● STATED GOAL
The listing must be reproduced in full, exactly as it stands.
============================================================
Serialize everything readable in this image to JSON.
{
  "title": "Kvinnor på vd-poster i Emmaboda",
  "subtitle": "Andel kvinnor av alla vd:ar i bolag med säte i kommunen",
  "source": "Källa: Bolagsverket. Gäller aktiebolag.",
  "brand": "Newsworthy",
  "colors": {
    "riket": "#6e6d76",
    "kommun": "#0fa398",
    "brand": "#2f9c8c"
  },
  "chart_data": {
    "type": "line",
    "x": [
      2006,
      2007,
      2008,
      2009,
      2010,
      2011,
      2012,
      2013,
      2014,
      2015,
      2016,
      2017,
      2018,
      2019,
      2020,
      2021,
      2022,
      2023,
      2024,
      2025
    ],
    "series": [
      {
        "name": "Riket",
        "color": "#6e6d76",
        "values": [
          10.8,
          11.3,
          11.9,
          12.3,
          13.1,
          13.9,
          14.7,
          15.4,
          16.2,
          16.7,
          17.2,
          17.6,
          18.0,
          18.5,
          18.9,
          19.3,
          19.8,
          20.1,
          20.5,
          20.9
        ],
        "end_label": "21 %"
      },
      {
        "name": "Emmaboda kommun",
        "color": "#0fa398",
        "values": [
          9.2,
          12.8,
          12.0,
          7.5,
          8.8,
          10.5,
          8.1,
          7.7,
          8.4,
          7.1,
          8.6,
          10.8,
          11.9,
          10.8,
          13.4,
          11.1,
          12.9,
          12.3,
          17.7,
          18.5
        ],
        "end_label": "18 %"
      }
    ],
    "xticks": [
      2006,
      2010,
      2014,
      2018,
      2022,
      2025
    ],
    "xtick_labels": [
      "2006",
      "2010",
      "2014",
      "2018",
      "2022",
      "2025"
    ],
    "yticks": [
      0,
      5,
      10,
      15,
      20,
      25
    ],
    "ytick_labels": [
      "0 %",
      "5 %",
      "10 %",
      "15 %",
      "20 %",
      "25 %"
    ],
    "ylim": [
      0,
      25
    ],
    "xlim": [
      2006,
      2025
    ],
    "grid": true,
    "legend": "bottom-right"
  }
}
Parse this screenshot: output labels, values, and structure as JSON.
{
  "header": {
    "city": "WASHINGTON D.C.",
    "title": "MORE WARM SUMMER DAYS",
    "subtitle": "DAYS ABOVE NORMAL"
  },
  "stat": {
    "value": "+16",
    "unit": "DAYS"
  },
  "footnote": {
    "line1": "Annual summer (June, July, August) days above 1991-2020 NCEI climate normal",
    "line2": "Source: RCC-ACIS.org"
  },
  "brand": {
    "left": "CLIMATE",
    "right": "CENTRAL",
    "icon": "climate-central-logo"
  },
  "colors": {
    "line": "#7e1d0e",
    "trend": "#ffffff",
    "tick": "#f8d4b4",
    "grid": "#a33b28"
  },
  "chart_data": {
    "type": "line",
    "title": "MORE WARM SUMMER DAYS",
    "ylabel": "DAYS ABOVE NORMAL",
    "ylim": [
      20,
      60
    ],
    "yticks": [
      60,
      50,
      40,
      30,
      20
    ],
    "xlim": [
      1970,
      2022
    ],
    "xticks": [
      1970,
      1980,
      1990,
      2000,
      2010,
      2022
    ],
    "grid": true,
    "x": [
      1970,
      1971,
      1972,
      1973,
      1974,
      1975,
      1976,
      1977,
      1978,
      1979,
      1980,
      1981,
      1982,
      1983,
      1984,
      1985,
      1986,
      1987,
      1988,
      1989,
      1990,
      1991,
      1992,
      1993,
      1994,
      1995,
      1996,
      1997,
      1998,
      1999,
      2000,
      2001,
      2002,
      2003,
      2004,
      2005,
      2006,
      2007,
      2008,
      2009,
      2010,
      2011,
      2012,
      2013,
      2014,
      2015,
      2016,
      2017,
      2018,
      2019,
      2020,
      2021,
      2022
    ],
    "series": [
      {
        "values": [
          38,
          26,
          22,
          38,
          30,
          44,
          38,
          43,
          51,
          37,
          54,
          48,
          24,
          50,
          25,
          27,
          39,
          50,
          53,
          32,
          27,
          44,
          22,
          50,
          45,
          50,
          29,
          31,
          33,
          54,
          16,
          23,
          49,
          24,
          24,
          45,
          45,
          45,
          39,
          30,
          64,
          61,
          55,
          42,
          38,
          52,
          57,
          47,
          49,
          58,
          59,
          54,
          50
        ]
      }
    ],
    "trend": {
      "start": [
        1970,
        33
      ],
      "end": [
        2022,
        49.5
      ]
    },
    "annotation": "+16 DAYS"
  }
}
============================================================
● WRITTEN ANSWER
Serialize everything readable in this image to JSON.
{
  "title": "Kvinnor på vd-poster i Emmaboda",
  "subtitle": "Andel kvinnor av alla vd:ar i bolag med säte i kommunen",
  "source": "Källa: Bolagsverket. Gäller aktiebolag.",
  "brand": "Newsworthy",
  "colors": {
    "riket": "#6e6d76",
    "kommun": "#0fa398",
    "brand": "#2f9c8c"
  },
  "chart_data": {
    "type": "line",
    "x": [
      2006,
      2007,
      2008,
      2009,
      2010,
      2011,
      2012,
      2013,
      2014,
      2015,
      2016,
      2017,
      2018,
      2019,
      2020,
      2021,
      2022,
      2023,
      2024,
      2025
    ],
    "series": [
      {
        "name": "Riket",
        "color": "#6e6d76",
        "values": [
          10.8,
          11.3,
          11.9,
          12.3,
          13.1,
          13.9,
          14.7,
          15.4,
          16.2,
          16.7,
          17.2,
          17.6,
          18.0,
          18.5,
          18.9,
          19.3,
          19.8,
          20.1,
          20.5,
          20.9
        ],
        "end_label": "21 %"
      },
      {
        "name": "Emmaboda kommun",
        "color": "#0fa398",
        "values": [
          9.2,
          12.8,
          12.0,
          7.5,
          8.8,
          10.5,
          8.1,
          7.7,
          8.4,
          7.1,
          8.6,
          10.8,
          11.9,
          10.8,
          13.4,
          11.1,
          12.9,
          12.3,
          17.7,
          18.5
        ],
        "end_label": "18 %"
      }
    ],
    "xticks": [
      2006,
      2010,
      2014,
      2018,
      2022,
      2025
    ],
    "xtick_labels": [
      "2006",
      "2010",
      "2014",
      "2018",
      "2022",
      "2025"
    ],
    "yticks": [
      0,
      5,
      10,
      15,
      20,
      25
    ],
    "ytick_labels": [
      "0 %",
      "5 %",
      "10 %",
      "15 %",
      "20 %",
      "25 %"
    ],
    "ylim": [
      0,
      25
    ],
    "xlim": [
      2006,
      2025
    ],
    "grid": true,
    "legend": "bottom-right"
  }
}
Parse this screenshot: output labels, values, and structure as JSON.
{
  "header": {
    "city": "WASHINGTON D.C.",
    "title": "MORE WARM SUMMER DAYS",
    "subtitle": "DAYS ABOVE NORMAL"
  },
  "stat": {
    "value": "+16",
    "unit": "DAYS"
  },
  "footnote": {
    "line1": "Annual summer (June, July, August) days above 1991-2020 NCEI climate normal",
    "line2": "Source: RCC-ACIS.org"
  },
  "brand": {
    "left": "CLIMATE",
    "right": "CENTRAL",
    "icon": "climate-central-logo"
  },
  "colors": {
    "line": "#7e1d0e",
    "trend": "#ffffff",
    "tick": "#f8d4b4",
    "grid": "#a33b28"
  },
  "chart_data": {
    "type": "line",
    "title": "MORE WARM SUMMER DAYS",
    "ylabel": "DAYS ABOVE NORMAL",
    "ylim": [
      20,
      60
    ],
    "yticks": [
      60,
      50,
      40,
      30,
      20
    ],
    "xlim": [
      1970,
      2022
    ],
    "xticks": [
      1970,
      1980,
      1990,
      2000,
      2010,
      2022
    ],
    "grid": true,
    "x": [
      1970,
      1971,
      1972,
      1973,
      1974,
      1975,
      1976,
      1977,
      1978,
      1979,
      1980,
      1981,
      1982,
      1983,
      1984,
      1985,
      1986,
      1987,
      1988,
      1989,
      1990,
      1991,
      1992,
      1993,
      1994,
      1995,
      1996,
      1997,
      1998,
      1999,
      2000,
      2001,
      2002,
      2003,
      2004,
      2005,
      2006,
      2007,
      2008,
      2009,
      2010,
      2011,
      2012,
      2013,
      2014,
      2015,
      2016,
      2017,
      2018,
      2019,
      2020,
      2021,
      2022
    ],
    "series": [
      {
        "values": [
          38,
          26,
          22,
          38,
          30,
          44,
          38,
          43,
          51,
          37,
          54,
          48,
          24,
          50,
          25,
          27,
          39,
          50,
          53,
          32,
          27,
          44,
          22,
          50,
          45,
          50,
          29,
          31,
          33,
          54,
          16,
          23,
          49,
          24,
          24,
          45,
          45,
          45,
          39,
          30,
          64,
          61,
          55,
          42,
          38,
          52,
          57,
          47,
          49,
          58,
          59,
          54,
          50
        ]
      }
    ],
    "trend": {
      "start": [
        1970,
        33
      ],
      "end": [
        2022,
        49.5
      ]
    },
    "annotation": "+16 DAYS"
  }
}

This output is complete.